(begin)

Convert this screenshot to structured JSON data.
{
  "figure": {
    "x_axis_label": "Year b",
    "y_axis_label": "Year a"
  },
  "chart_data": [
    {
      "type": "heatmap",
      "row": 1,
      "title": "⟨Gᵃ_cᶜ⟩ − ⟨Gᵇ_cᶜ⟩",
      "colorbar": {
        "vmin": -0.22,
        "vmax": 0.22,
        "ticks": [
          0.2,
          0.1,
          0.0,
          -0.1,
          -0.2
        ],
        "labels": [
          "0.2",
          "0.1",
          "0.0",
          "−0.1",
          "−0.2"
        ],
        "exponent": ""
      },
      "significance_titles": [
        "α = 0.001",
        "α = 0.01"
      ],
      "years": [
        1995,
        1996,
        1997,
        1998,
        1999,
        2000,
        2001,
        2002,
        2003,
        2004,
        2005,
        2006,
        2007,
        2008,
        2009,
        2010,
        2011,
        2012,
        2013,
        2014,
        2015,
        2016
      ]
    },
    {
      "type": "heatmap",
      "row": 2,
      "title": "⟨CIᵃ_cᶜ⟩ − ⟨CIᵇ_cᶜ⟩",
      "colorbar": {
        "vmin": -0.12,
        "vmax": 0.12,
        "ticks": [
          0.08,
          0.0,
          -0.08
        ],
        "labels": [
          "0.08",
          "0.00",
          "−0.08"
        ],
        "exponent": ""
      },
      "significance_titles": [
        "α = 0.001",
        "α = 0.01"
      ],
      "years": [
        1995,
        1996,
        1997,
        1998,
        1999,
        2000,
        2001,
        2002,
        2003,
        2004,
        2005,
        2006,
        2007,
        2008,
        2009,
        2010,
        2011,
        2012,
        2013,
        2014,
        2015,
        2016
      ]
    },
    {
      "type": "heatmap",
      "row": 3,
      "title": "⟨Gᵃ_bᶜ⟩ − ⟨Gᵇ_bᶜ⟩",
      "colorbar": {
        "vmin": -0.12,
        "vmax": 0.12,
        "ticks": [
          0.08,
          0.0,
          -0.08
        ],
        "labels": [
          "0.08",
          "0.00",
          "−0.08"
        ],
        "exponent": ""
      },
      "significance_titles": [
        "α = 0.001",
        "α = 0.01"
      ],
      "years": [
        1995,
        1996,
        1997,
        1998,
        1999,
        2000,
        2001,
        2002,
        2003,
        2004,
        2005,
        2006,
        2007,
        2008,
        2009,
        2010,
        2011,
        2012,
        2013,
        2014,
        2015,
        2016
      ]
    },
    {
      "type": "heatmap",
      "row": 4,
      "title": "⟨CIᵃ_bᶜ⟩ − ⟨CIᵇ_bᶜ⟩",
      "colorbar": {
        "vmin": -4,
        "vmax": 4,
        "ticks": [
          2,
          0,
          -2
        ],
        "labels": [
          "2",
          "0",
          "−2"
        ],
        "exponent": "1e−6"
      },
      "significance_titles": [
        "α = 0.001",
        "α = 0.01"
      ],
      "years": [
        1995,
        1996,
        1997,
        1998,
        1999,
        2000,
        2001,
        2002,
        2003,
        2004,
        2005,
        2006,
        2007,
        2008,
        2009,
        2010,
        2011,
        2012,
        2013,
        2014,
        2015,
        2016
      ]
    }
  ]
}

(end)

* Aim: Using the data above, return each line exactly as written.

* Complete output:
Convert this screenshot to structured JSON data.
{
  "figure": {
    "x_axis_label": "Year b",
    "y_axis_label": "Year a"
  },
  "chart_data": [
    {
      "type": "heatmap",
      "row": 1,
      "title": "⟨Gᵃ_cᶜ⟩ − ⟨Gᵇ_cᶜ⟩",
      "colorbar": {
        "vmin": -0.22,
        "vmax": 0.22,
        "ticks": [
          0.2,
          0.1,
          0.0,
          -0.1,
          -0.2
        ],
        "labels": [
          "0.2",
          "0.1",
          "0.0",
          "−0.1",
          "−0.2"
        ],
        "exponent": ""
      },
      "significance_titles": [
        "α = 0.001",
        "α = 0.01"
      ],
      "years": [
        1995,
        1996,
        1997,
        1998,
        1999,
        2000,
        2001,
        2002,
        2003,
        2004,
        2005,
        2006,
        2007,
        2008,
        2009,
        2010,
        2011,
        2012,
        2013,
        2014,
        2015,
        2016
      ]
    },
    {
      "type": "heatmap",
      "row": 2,
      "title": "⟨CIᵃ_cᶜ⟩ − ⟨CIᵇ_cᶜ⟩",
      "colorbar": {
        "vmin": -0.12,
        "vmax": 0.12,
        "ticks": [
          0.08,
          0.0,
          -0.08
        ],
        "labels": [
          "0.08",
          "0.00",
          "−0.08"
        ],
        "exponent": ""
      },
      "significance_titles": [
        "α = 0.001",
        "α = 0.01"
      ],
      "years": [
        1995,
        1996,
        1997,
        1998,
        1999,
        2000,
        2001,
        2002,
        2003,
        2004,
        2005,
        2006,
        2007,
        2008,
        2009,
        2010,
        2011,
        2012,
        2013,
        2014,
        2015,
        2016
      ]
    },
    {
      "type": "heatmap",
      "row": 3,
      "title": "⟨Gᵃ_bᶜ⟩ − ⟨Gᵇ_bᶜ⟩",
      "colorbar": {
        "vmin": -0.12,
        "vmax": 0.12,
        "ticks": [
          0.08,
          0.0,
          -0.08
        ],
        "labels": [
          "0.08",
          "0.00",
          "−0.08"
        ],
        "exponent": ""
      },
      "significance_titles": [
        "α = 0.001",
        "α = 0.01"
      ],
      "years": [
        1995,
        1996,
        1997,
        1998,
        1999,
        2000,
        2001,
        2002,
        2003,
        2004,
        2005,
        2006,
        2007,
        2008,
        2009,
        2010,
        2011,
        2012,
        2013,
        2014,
        2015,
        2016
      ]
    },
    {
      "type": "heatmap",
      "row": 4,
      "title": "⟨CIᵃ_bᶜ⟩ − ⟨CIᵇ_bᶜ⟩",
      "colorbar": {
        "vmin": -4,
        "vmax": 4,
        "ticks": [
          2,
          0,
          -2
        ],
        "labels": [
          "2",
          "0",
          "−2"
        ],
        "exponent": "1e−6"
      },
      "significance_titles": [
        "α = 0.001",
        "α = 0.01"
      ],
      "years": [
        1995,
        1996,
        1997,
        1998,
        1999,
        2000,
        2001,
        2002,
        2003,
        2004,
        2005,
        2006,
        2007,
        2008,
        2009,
        2010,
        2011,
        2012,
        2013,
        2014,
        2015,
        2016
      ]
    }
  ]
}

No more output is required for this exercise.